[Stated exercise]:
Omit the pictures from the entries below and retype everything else exactly.

[Task input]:

....

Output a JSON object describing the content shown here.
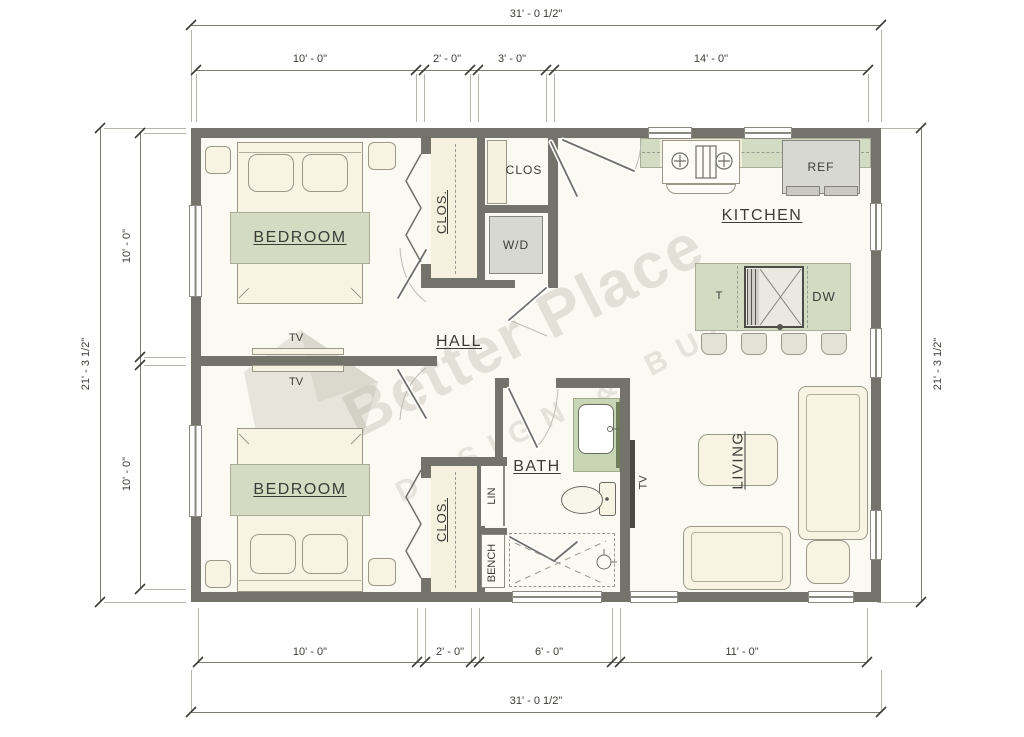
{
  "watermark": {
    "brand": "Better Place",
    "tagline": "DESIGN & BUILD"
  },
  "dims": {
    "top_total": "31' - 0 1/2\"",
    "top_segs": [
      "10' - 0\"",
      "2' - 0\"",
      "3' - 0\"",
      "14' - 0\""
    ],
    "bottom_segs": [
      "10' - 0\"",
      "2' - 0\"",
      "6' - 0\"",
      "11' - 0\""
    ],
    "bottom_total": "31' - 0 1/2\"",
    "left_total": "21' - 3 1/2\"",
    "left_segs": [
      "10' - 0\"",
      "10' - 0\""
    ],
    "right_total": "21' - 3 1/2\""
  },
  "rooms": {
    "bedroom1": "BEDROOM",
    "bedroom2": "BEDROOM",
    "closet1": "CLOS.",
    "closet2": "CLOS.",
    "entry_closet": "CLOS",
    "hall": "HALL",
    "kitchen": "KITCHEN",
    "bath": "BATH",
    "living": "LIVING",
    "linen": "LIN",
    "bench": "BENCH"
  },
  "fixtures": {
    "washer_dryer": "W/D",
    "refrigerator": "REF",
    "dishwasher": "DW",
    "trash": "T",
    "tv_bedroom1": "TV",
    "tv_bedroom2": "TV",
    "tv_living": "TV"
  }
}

....

[Right answer]:
Output a JSON object describing the content shown here.
{
  "watermark": {
    "brand": "Better Place",
    "tagline": "DESIGN & BUILD"
  },
  "dims": {
    "top_total": "31' - 0 1/2\"",
    "top_segs": [
      "10' - 0\"",
      "2' - 0\"",
      "3' - 0\"",
      "14' - 0\""
    ],
    "bottom_segs": [
      "10' - 0\"",
      "2' - 0\"",
      "6' - 0\"",
      "11' - 0\""
    ],
    "bottom_total": "31' - 0 1/2\"",
    "left_total": "21' - 3 1/2\"",
    "left_segs": [
      "10' - 0\"",
      "10' - 0\""
    ],
    "right_total": "21' - 3 1/2\""
  },
  "rooms": {
    "bedroom1": "BEDROOM",
    "bedroom2": "BEDROOM",
    "closet1": "CLOS.",
    "closet2": "CLOS.",
    "entry_closet": "CLOS",
    "hall": "HALL",
    "kitchen": "KITCHEN",
    "bath": "BATH",
    "living": "LIVING",
    "linen": "LIN",
    "bench": "BENCH"
  },
  "fixtures": {
    "washer_dryer": "W/D",
    "refrigerator": "REF",
    "dishwasher": "DW",
    "trash": "T",
    "tv_bedroom1": "TV",
    "tv_bedroom2": "TV",
    "tv_living": "TV"
  }
}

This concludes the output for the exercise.